▶ Problem requirements
Which lines include the word "getIntelligentRecommend"? Copy each of them.

▶ Saved entries
····················

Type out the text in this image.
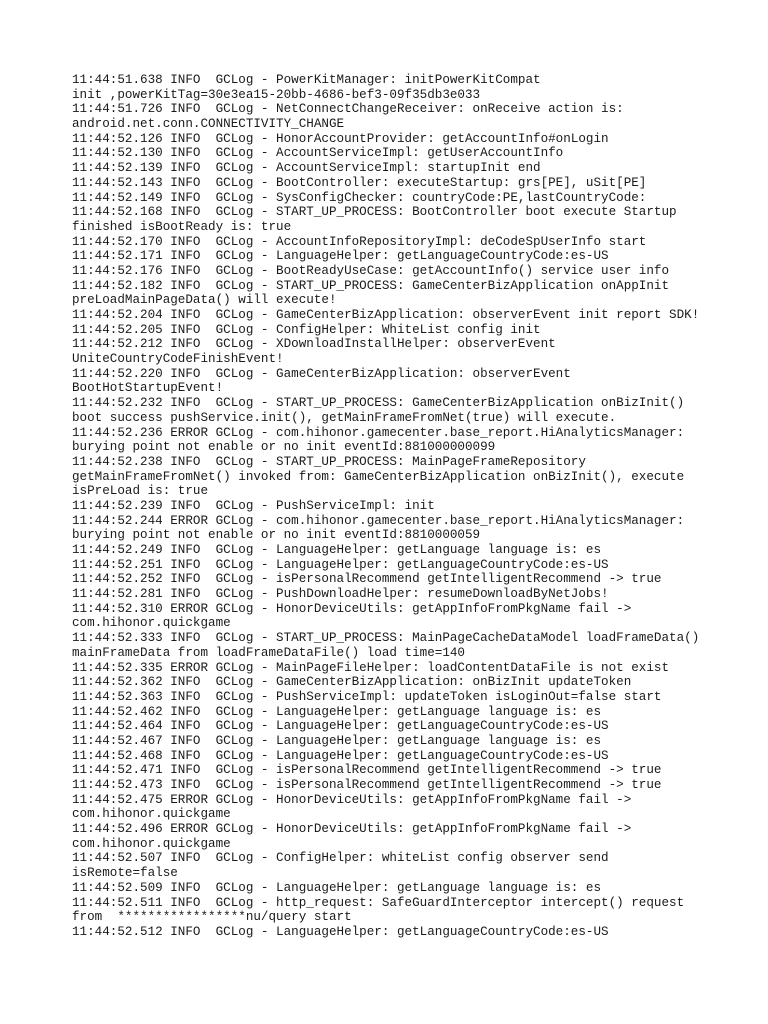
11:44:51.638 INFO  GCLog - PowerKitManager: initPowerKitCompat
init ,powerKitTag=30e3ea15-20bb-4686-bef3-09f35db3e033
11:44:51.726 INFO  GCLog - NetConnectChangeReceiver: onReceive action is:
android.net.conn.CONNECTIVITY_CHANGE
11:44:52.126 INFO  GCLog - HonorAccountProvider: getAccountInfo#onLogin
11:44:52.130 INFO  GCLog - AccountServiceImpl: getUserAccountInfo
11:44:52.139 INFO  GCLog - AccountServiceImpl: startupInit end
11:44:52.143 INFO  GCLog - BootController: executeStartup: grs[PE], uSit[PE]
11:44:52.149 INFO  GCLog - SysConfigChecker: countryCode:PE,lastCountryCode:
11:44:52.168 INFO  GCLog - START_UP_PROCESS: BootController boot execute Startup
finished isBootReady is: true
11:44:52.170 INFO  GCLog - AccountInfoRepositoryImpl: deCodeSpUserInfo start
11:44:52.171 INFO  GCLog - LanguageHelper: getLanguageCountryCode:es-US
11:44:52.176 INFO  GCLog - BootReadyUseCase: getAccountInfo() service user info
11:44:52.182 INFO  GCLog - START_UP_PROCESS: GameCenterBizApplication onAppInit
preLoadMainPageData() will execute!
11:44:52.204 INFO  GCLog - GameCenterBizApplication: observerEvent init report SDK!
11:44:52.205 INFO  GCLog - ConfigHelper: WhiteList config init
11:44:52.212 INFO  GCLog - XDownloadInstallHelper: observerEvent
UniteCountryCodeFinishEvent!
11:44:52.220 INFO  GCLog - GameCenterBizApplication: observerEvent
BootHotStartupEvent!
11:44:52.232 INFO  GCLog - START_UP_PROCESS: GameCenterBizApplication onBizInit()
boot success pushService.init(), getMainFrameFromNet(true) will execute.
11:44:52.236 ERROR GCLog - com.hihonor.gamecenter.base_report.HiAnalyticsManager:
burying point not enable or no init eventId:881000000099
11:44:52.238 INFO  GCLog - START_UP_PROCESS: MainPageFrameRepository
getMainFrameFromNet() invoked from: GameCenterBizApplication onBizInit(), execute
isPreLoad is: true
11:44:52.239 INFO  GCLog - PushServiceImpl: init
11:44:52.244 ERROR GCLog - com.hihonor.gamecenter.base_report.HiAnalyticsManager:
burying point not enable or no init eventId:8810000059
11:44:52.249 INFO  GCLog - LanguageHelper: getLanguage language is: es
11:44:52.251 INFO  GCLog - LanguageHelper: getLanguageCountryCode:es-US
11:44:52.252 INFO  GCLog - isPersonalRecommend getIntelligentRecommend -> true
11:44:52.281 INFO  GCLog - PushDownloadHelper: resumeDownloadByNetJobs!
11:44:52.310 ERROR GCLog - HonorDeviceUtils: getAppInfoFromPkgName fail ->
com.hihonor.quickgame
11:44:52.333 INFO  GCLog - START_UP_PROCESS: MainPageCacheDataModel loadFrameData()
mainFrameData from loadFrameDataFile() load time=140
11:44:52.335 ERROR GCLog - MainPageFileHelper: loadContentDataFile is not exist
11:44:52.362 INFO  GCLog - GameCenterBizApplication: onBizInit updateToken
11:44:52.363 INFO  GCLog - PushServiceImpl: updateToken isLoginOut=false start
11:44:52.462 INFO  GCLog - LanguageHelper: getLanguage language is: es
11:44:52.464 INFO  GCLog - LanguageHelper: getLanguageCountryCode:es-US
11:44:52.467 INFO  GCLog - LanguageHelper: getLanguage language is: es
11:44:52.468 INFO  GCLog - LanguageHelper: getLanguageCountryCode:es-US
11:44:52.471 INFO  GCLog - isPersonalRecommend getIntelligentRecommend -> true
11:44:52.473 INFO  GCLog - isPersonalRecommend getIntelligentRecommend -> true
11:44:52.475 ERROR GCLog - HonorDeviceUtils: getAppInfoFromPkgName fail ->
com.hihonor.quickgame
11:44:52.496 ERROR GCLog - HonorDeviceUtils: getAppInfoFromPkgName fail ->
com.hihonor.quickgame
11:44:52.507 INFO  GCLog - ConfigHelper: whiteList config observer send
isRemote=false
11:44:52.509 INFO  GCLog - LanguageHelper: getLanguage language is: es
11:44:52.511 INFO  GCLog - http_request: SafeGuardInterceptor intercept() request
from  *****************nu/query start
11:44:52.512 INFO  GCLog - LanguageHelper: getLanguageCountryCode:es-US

····················

▶ Solution to the problem
11:44:52.252 INFO  GCLog - isPersonalRecommend getIntelligentRecommend -> true
11:44:52.471 INFO  GCLog - isPersonalRecommend getIntelligentRecommend -> true
11:44:52.473 INFO  GCLog - isPersonalRecommend getIntelligentRecommend -> true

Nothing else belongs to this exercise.